PROBLEM STATEMENT: Output the entries verbatim, including every line.

DATA ROWS:
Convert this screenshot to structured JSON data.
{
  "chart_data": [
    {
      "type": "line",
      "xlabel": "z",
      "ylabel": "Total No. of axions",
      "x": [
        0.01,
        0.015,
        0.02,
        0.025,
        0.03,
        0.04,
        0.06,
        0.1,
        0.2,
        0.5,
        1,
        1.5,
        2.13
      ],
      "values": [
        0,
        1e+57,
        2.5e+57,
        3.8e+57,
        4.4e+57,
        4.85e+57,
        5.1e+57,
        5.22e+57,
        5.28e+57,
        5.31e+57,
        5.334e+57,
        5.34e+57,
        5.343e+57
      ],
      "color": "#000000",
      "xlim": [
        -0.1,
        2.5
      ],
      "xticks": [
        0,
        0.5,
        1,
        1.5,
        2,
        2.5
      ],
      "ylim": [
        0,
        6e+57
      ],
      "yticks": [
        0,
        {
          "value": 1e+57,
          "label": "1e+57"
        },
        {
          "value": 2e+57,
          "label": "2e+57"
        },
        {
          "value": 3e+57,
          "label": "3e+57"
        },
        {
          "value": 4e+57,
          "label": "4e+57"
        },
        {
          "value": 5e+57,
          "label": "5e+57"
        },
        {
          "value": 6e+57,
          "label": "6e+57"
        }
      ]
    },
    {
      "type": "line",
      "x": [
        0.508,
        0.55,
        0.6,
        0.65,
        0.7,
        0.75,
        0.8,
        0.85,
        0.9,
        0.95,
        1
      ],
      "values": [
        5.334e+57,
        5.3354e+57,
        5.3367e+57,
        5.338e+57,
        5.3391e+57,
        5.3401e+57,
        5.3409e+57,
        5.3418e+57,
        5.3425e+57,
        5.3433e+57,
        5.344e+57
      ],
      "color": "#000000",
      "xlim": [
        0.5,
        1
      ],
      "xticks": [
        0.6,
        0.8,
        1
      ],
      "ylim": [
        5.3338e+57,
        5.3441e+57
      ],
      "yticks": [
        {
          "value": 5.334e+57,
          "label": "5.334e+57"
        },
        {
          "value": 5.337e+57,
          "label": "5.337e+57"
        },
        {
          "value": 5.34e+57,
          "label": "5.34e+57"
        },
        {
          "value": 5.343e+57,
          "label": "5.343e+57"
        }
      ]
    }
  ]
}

IN RESPONSE:
Convert this screenshot to structured JSON data.
{
  "chart_data": [
    {
      "type": "line",
      "xlabel": "z",
      "ylabel": "Total No. of axions",
      "x": [
        0.01,
        0.015,
        0.02,
        0.025,
        0.03,
        0.04,
        0.06,
        0.1,
        0.2,
        0.5,
        1,
        1.5,
        2.13
      ],
      "values": [
        0,
        1e+57,
        2.5e+57,
        3.8e+57,
        4.4e+57,
        4.85e+57,
        5.1e+57,
        5.22e+57,
        5.28e+57,
        5.31e+57,
        5.334e+57,
        5.34e+57,
        5.343e+57
      ],
      "color": "#000000",
      "xlim": [
        -0.1,
        2.5
      ],
      "xticks": [
        0,
        0.5,
        1,
        1.5,
        2,
        2.5
      ],
      "ylim": [
        0,
        6e+57
      ],
      "yticks": [
        0,
        {
          "value": 1e+57,
          "label": "1e+57"
        },
        {
          "value": 2e+57,
          "label": "2e+57"
        },
        {
          "value": 3e+57,
          "label": "3e+57"
        },
        {
          "value": 4e+57,
          "label": "4e+57"
        },
        {
          "value": 5e+57,
          "label": "5e+57"
        },
        {
          "value": 6e+57,
          "label": "6e+57"
        }
      ]
    },
    {
      "type": "line",
      "x": [
        0.508,
        0.55,
        0.6,
        0.65,
        0.7,
        0.75,
        0.8,
        0.85,
        0.9,
        0.95,
        1
      ],
      "values": [
        5.334e+57,
        5.3354e+57,
        5.3367e+57,
        5.338e+57,
        5.3391e+57,
        5.3401e+57,
        5.3409e+57,
        5.3418e+57,
        5.3425e+57,
        5.3433e+57,
        5.344e+57
      ],
      "color": "#000000",
      "xlim": [
        0.5,
        1
      ],
      "xticks": [
        0.6,
        0.8,
        1
      ],
      "ylim": [
        5.3338e+57,
        5.3441e+57
      ],
      "yticks": [
        {
          "value": 5.334e+57,
          "label": "5.334e+57"
        },
        {
          "value": 5.337e+57,
          "label": "5.337e+57"
        },
        {
          "value": 5.34e+57,
          "label": "5.34e+57"
        },
        {
          "value": 5.343e+57,
          "label": "5.343e+57"
        }
      ]
    }
  ]
}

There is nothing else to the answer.